### Exercise task
Give the entries back exactly, dropping each image.

### Dataset
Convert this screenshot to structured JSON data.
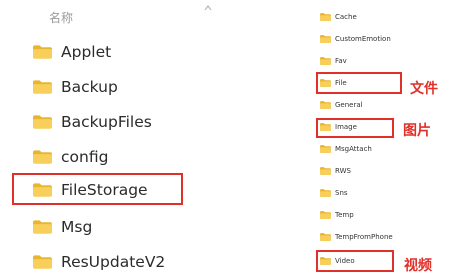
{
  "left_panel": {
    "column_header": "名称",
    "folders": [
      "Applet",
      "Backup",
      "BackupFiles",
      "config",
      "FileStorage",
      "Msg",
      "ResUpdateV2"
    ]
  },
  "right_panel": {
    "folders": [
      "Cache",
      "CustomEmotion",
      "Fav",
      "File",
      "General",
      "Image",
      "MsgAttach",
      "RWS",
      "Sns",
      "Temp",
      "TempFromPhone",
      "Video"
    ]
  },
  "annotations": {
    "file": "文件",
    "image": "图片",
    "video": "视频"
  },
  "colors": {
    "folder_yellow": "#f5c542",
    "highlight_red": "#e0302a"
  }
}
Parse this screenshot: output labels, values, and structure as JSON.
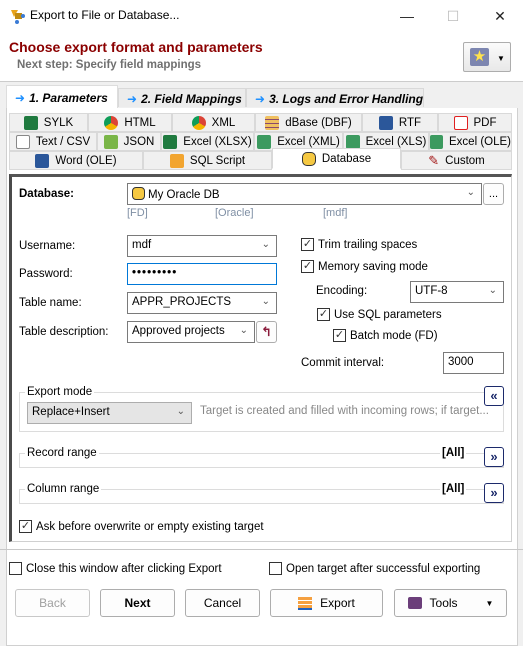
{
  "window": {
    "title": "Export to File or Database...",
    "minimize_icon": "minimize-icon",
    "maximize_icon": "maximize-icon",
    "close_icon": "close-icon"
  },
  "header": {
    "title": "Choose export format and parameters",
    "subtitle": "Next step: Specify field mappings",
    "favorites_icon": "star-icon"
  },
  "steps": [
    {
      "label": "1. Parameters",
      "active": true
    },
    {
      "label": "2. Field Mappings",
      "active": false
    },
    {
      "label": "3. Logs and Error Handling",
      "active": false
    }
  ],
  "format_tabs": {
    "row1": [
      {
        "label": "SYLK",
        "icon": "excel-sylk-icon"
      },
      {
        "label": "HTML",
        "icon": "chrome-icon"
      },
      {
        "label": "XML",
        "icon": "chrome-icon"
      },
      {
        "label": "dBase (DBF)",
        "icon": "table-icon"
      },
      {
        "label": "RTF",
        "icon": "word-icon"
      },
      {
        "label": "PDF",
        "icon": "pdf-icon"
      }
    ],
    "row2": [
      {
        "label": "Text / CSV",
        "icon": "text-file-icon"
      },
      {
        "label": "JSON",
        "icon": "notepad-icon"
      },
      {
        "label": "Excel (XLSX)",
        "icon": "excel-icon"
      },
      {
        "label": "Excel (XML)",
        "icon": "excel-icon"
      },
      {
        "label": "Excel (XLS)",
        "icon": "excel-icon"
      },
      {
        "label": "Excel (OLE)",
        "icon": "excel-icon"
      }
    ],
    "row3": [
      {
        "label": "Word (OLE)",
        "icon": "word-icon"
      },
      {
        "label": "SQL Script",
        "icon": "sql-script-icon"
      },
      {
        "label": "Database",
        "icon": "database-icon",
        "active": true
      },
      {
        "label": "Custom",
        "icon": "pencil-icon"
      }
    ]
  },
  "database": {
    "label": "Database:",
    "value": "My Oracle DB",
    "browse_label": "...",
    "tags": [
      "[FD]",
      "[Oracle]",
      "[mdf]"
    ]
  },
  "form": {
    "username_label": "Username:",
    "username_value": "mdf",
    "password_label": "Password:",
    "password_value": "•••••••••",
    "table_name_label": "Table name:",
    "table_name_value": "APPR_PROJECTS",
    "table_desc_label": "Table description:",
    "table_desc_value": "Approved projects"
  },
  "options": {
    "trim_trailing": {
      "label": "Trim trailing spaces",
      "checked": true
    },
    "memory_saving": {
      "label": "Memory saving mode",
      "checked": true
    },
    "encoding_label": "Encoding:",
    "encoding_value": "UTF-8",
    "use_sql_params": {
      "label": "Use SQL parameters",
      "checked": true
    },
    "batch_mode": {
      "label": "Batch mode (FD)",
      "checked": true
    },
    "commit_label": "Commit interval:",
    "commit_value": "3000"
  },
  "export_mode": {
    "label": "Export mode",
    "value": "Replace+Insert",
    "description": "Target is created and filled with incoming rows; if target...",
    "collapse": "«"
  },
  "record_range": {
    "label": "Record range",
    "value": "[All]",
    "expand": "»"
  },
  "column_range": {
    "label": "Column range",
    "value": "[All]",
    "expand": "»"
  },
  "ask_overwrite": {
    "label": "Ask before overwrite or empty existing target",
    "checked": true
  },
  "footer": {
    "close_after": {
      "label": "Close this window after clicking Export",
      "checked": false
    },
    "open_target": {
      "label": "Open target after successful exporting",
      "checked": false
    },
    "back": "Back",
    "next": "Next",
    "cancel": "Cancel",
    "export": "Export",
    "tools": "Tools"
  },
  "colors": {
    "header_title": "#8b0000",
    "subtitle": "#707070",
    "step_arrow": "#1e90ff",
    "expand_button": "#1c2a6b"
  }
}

### Exercise output
Convert this screenshot to structured JSON data.
{
  "left_panel": {
    "column_header": "名称",
    "folders": [
      "Applet",
      "Backup",
      "BackupFiles",
      "config",
      "FileStorage",
      "Msg",
      "ResUpdateV2"
    ]
  },
  "right_panel": {
    "folders": [
      "Cache",
      "CustomEmotion",
      "Fav",
      "File",
      "General",
      "Image",
      "MsgAttach",
      "RWS",
      "Sns",
      "Temp",
      "TempFromPhone",
      "Video"
    ]
  },
  "annotations": {
    "file": "文件",
    "image": "图片",
    "video": "视频"
  },
  "colors": {
    "folder_yellow": "#f5c542",
    "highlight_red": "#e0302a"
  }
}
Parse this screenshot: output labels, values, and structure as JSON.
{
  "window": {
    "title": "Export to File or Database...",
    "minimize_icon": "minimize-icon",
    "maximize_icon": "maximize-icon",
    "close_icon": "close-icon"
  },
  "header": {
    "title": "Choose export format and parameters",
    "subtitle": "Next step: Specify field mappings",
    "favorites_icon": "star-icon"
  },
  "steps": [
    {
      "label": "1. Parameters",
      "active": true
    },
    {
      "label": "2. Field Mappings",
      "active": false
    },
    {
      "label": "3. Logs and Error Handling",
      "active": false
    }
  ],
  "format_tabs": {
    "row1": [
      {
        "label": "SYLK",
        "icon": "excel-sylk-icon"
      },
      {
        "label": "HTML",
        "icon": "chrome-icon"
      },
      {
        "label": "XML",
        "icon": "chrome-icon"
      },
      {
        "label": "dBase (DBF)",
        "icon": "table-icon"
      },
      {
        "label": "RTF",
        "icon": "word-icon"
      },
      {
        "label": "PDF",
        "icon": "pdf-icon"
      }
    ],
    "row2": [
      {
        "label": "Text / CSV",
        "icon": "text-file-icon"
      },
      {
        "label": "JSON",
        "icon": "notepad-icon"
      },
      {
        "label": "Excel (XLSX)",
        "icon": "excel-icon"
      },
      {
        "label": "Excel (XML)",
        "icon": "excel-icon"
      },
      {
        "label": "Excel (XLS)",
        "icon": "excel-icon"
      },
      {
        "label": "Excel (OLE)",
        "icon": "excel-icon"
      }
    ],
    "row3": [
      {
        "label": "Word (OLE)",
        "icon": "word-icon"
      },
      {
        "label": "SQL Script",
        "icon": "sql-script-icon"
      },
      {
        "label": "Database",
        "icon": "database-icon",
        "active": true
      },
      {
        "label": "Custom",
        "icon": "pencil-icon"
      }
    ]
  },
  "database": {
    "label": "Database:",
    "value": "My Oracle DB",
    "browse_label": "...",
    "tags": [
      "[FD]",
      "[Oracle]",
      "[mdf]"
    ]
  },
  "form": {
    "username_label": "Username:",
    "username_value": "mdf",
    "password_label": "Password:",
    "password_value": "•••••••••",
    "table_name_label": "Table name:",
    "table_name_value": "APPR_PROJECTS",
    "table_desc_label": "Table description:",
    "table_desc_value": "Approved projects"
  },
  "options": {
    "trim_trailing": {
      "label": "Trim trailing spaces",
      "checked": true
    },
    "memory_saving": {
      "label": "Memory saving mode",
      "checked": true
    },
    "encoding_label": "Encoding:",
    "encoding_value": "UTF-8",
    "use_sql_params": {
      "label": "Use SQL parameters",
      "checked": true
    },
    "batch_mode": {
      "label": "Batch mode (FD)",
      "checked": true
    },
    "commit_label": "Commit interval:",
    "commit_value": "3000"
  },
  "export_mode": {
    "label": "Export mode",
    "value": "Replace+Insert",
    "description": "Target is created and filled with incoming rows; if target...",
    "collapse": "«"
  },
  "record_range": {
    "label": "Record range",
    "value": "[All]",
    "expand": "»"
  },
  "column_range": {
    "label": "Column range",
    "value": "[All]",
    "expand": "»"
  },
  "ask_overwrite": {
    "label": "Ask before overwrite or empty existing target",
    "checked": true
  },
  "footer": {
    "close_after": {
      "label": "Close this window after clicking Export",
      "checked": false
    },
    "open_target": {
      "label": "Open target after successful exporting",
      "checked": false
    },
    "back": "Back",
    "next": "Next",
    "cancel": "Cancel",
    "export": "Export",
    "tools": "Tools"
  },
  "colors": {
    "header_title": "#8b0000",
    "subtitle": "#707070",
    "step_arrow": "#1e90ff",
    "expand_button": "#1c2a6b"
  }
}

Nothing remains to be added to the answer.